- _INSTRUCTIONS TO FOLLOW_:
In the records below, pick out all lines containing the word "SealCTD".

- _EXTRACTED INFORMATION_:
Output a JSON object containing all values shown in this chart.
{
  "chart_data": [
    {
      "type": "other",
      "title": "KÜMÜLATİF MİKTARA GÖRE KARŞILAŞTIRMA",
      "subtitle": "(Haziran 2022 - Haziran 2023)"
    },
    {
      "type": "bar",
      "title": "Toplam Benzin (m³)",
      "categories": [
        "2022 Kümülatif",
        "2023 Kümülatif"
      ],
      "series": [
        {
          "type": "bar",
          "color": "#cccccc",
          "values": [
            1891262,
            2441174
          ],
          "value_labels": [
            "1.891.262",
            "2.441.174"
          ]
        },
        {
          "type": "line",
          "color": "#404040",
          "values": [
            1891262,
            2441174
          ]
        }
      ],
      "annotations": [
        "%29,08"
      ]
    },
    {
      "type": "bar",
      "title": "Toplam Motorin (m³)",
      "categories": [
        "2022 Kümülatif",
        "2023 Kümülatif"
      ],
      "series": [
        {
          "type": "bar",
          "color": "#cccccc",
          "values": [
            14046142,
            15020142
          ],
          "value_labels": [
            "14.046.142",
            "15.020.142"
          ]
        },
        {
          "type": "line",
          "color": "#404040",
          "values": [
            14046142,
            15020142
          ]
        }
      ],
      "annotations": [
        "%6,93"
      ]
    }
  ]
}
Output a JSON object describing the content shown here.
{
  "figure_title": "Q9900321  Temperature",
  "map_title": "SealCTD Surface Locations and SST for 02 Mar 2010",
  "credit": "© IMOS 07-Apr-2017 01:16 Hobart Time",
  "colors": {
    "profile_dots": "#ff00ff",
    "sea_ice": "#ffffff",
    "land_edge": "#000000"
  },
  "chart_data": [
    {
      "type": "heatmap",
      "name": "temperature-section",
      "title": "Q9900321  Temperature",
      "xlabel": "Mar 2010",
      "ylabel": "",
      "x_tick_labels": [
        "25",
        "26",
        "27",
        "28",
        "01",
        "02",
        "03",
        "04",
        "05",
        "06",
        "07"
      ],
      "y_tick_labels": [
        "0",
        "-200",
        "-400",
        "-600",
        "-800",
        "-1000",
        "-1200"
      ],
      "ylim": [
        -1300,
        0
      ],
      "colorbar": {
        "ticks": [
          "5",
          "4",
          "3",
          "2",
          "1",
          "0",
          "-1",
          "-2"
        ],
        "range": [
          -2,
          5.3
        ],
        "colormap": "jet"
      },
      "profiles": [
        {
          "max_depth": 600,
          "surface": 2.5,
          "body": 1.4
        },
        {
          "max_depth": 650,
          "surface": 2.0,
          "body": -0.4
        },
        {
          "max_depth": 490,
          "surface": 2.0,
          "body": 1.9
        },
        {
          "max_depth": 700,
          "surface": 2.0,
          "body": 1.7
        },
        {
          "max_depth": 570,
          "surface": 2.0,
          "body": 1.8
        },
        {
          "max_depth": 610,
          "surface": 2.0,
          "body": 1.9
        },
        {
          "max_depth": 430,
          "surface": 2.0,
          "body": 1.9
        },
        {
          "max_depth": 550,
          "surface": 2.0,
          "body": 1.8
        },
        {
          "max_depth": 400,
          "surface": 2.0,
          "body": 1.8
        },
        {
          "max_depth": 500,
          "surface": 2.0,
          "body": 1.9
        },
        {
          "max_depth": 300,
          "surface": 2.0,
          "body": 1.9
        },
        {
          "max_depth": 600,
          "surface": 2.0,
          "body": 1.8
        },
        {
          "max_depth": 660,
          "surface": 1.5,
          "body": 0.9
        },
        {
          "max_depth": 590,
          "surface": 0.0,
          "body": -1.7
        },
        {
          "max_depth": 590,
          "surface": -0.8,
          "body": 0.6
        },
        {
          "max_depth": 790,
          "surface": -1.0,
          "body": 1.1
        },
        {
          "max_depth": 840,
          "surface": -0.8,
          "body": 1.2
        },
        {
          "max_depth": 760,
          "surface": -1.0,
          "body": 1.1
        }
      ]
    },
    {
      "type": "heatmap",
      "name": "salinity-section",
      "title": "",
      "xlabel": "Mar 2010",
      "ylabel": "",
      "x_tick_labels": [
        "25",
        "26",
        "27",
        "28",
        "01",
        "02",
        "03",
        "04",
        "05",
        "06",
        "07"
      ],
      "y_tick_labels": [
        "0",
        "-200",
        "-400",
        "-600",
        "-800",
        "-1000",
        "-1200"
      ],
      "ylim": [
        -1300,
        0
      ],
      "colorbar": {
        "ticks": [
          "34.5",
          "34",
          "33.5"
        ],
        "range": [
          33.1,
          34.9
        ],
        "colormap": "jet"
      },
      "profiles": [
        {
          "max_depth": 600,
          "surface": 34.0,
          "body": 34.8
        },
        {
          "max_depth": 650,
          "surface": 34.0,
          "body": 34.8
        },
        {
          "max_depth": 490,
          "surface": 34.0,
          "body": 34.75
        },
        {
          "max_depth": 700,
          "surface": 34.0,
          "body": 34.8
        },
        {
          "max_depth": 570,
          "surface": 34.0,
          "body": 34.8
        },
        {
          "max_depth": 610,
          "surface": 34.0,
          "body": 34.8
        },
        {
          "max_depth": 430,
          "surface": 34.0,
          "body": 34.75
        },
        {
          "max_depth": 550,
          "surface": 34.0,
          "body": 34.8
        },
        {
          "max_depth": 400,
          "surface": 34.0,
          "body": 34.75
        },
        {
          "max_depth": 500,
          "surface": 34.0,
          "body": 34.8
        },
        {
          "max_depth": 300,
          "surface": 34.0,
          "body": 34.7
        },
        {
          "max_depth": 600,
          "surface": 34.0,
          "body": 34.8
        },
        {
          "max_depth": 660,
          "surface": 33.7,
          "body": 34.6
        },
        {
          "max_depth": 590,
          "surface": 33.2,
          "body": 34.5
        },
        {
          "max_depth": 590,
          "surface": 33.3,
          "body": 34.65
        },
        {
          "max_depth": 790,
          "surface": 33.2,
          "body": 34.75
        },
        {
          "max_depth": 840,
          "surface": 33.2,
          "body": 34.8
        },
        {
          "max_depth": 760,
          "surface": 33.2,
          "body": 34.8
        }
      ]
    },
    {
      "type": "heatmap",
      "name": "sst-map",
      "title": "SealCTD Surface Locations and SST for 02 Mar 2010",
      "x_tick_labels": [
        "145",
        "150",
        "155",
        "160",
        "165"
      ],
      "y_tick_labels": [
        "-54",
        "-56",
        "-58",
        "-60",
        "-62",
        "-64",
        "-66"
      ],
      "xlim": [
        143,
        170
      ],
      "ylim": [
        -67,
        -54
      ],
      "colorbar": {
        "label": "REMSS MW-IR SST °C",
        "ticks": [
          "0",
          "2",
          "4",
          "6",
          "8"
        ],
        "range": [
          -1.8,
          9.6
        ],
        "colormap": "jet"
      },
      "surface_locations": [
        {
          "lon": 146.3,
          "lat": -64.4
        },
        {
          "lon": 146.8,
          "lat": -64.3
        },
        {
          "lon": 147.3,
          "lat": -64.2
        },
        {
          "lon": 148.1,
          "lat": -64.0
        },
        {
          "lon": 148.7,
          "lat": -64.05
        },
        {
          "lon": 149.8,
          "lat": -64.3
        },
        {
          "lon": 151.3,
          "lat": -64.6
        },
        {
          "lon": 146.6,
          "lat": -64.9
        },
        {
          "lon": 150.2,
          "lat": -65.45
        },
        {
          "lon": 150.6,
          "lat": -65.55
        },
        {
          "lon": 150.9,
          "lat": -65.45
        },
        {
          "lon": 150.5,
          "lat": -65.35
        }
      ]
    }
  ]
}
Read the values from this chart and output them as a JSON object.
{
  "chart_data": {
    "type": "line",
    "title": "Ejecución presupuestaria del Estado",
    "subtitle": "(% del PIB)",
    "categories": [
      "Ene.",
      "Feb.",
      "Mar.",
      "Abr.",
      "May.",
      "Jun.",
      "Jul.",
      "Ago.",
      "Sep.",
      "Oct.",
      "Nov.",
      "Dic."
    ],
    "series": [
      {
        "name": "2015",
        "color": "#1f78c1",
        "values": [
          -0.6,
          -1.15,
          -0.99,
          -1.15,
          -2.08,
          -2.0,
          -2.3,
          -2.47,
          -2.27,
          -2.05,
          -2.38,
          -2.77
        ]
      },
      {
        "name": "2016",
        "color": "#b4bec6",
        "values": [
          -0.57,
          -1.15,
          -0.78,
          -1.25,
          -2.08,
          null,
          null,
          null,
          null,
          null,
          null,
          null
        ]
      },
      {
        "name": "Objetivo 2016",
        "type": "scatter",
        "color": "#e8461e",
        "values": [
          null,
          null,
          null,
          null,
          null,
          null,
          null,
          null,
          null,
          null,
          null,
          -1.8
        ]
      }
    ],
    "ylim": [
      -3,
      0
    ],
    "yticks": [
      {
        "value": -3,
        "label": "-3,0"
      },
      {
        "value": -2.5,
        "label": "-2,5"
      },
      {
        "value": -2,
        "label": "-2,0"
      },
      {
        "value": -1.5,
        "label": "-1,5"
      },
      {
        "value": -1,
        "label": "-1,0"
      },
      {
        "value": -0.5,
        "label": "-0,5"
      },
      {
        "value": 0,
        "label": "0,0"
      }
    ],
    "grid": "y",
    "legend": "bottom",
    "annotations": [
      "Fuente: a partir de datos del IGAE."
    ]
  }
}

- _THE RESULT_:
  "map_title": "SealCTD Surface Locations and SST for 02 Mar 2010",
      "title": "SealCTD Surface Locations and SST for 02 Mar 2010",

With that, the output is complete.